# [Texto fornecido]
Dr. Vander Andrade: Sem sombra de dúvidas, precisamos sim de educação. Contudo, temos para nós não ser suficiente a educação formal para proporcionar um giro e uma revolução nos modelos comportamentais sociais, uma vez que temos presenciado, com reiterada frequência, um grande número de condutas discriminatórias, preconceituosas e até mesmo racistas no ambiente empresarial, perpetrado por pessoas, não raro, de elevada escolaridade.
A nosso ver, torna-se necessário um processo de desconstrução de paradigmas e de reincorporação e de ressignificação de valores, como os da igualdade e os da solidariedade.
Somente quando tivermos assimilado a concepção de que todos vivemos um mesmo espaço de fraternidade e de absoluta necessidade de convivência harmônica é que poderemos superar os desvios da cultura tradicional, que houve justificar em alguma medida, ainda que de forma não ostensiva, a diferença entre seres humanos, o que deve ser reputado intolerável e inadmissível no atual estágio civilizatório.
4- Ainda sobre o tema mencionado acima. A imagem de uma empresa, depois de maculada, pode se recuperar? Quais dicas você daria para uma empresa ficar de olho em relação às questões jurídicas e legais que envolvem desde crimes de intolerância religiosa, até corrupção, dentre outras?
Dr. Vander Andrade: Crimes não são praticados por empresas. Crimes são praticados por pessoas. Ocorre que quando estas pessoas cometem crimes, muitas vezes o que se associa como prejuízo e dano à imagem institucional, é justamente o nome da empresa. Pessoas precisam ser treinadas, sensibilizadas e tocadas afetivamente. A educação e o treinamento profissional deve ser encarado como um processo de humanização. “Educare”, do latim, significa criar, nutrir, orientar, ensinar, treinar, conduzir o indivíduo de um ponto onde ele se encontra para outro que se deseja alcançar.
Refere-se à ação daquele que treina sobre aquele que é treinado, cujo objetivo se concentra no desenvolvimento mental e moral do colaborador, independentemente do patamar que ocupa na empresa.
Nesse tocante, penso que devemos prover uma técnica que mescle o tecnicismo cartesiano, lastreado em sólido conhecimento técnico com o sistema de “parturição de ideias” propugnado por Sócrates.
5- Como você define a corrupção empresarial?
Dr. Vander Andrade: A corrupção empresarial reflete uma das chagas sociais dos nossos tempos. Em verdade, sua origem parece estar no patrimonialismo, do qual nos fala Raimundo Faoro em sua obra “Os Donos do Poder”.

# [Tarefas propostas]
1 - Devolva, sem nenhuma alteração, tudo o que vai de "Refere-se à ação" até "a corrupção empresarial?" na entrevista.
2 - Segundo a entrevista, em qual obra Raimundo Faoro trata do patrimonialismo?
Responda com base apenas na entrevista.

# [Listagem de dados]

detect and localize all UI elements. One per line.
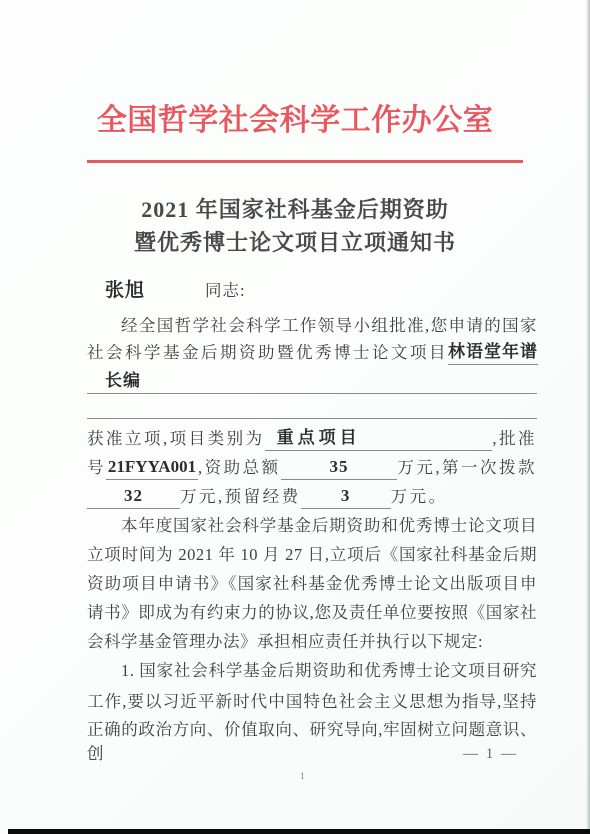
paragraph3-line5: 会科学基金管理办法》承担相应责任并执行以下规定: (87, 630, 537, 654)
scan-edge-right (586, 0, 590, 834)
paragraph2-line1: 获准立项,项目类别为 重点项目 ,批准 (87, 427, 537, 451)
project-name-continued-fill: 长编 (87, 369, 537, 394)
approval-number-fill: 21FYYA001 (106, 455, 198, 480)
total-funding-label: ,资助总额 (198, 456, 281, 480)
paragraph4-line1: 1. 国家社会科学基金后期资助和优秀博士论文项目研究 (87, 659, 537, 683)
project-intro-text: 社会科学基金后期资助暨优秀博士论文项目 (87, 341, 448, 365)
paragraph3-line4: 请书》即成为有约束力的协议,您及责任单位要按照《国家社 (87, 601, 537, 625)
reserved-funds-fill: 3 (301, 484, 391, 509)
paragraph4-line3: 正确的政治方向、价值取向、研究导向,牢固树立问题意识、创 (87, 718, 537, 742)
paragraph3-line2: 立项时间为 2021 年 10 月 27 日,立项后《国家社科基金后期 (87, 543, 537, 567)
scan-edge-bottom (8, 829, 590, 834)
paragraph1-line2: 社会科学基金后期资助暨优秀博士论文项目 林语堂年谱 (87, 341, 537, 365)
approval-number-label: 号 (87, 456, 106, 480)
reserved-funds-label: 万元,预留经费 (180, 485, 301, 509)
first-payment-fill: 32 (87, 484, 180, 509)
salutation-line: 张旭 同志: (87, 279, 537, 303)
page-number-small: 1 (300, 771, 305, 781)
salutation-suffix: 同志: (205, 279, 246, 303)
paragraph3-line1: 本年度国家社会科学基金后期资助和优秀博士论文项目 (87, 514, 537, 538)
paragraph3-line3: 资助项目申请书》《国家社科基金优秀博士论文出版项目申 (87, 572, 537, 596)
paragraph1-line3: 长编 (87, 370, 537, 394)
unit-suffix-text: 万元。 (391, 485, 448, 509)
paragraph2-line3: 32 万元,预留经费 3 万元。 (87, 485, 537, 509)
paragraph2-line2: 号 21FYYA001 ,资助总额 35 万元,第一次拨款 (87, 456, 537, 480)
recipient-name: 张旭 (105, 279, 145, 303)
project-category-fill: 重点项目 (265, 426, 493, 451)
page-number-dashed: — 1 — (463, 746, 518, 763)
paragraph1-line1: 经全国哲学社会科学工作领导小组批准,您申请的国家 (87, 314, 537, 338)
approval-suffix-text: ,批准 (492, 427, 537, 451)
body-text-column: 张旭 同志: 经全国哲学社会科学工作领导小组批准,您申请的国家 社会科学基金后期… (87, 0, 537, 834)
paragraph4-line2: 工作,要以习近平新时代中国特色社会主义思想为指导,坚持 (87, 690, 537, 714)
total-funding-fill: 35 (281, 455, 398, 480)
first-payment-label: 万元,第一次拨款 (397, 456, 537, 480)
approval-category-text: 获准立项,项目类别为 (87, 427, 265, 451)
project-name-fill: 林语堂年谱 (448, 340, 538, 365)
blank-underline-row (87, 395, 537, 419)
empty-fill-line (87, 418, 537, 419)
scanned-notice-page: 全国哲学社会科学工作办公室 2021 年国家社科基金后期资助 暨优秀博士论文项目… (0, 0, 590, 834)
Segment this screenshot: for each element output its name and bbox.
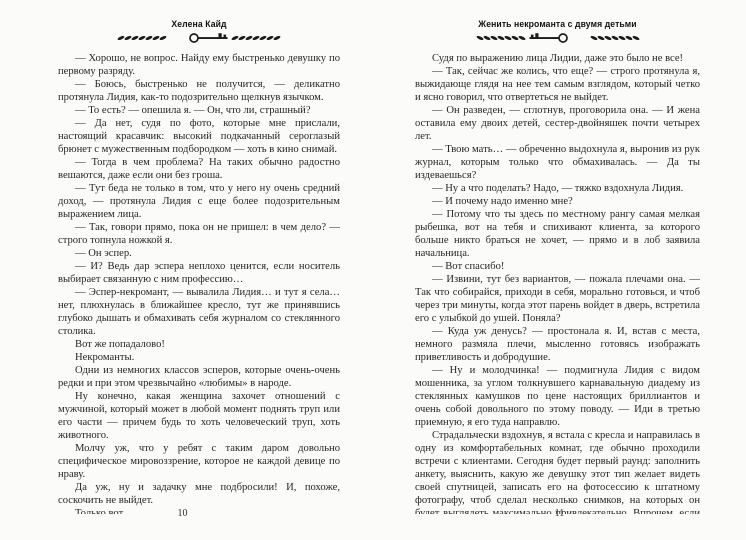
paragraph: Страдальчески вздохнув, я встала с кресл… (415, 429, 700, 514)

# [Respostas em sequência]
1 -
Refere-se à ação daquele que treina sobre aquele que é treinado, cujo objetivo se concentra no desenvolvimento mental e moral do colaborador, independentemente do patamar que ocupa na empresa.
Nesse tocante, penso que devemos prover uma técnica que mescle o tecnicismo cartesiano, lastreado em sólido conhecimento técnico com o sistema de “parturição de ideias” propugnado por Sócrates.
5- Como você define a corrupção empresarial?

2 - Em "Os Donos do Poder".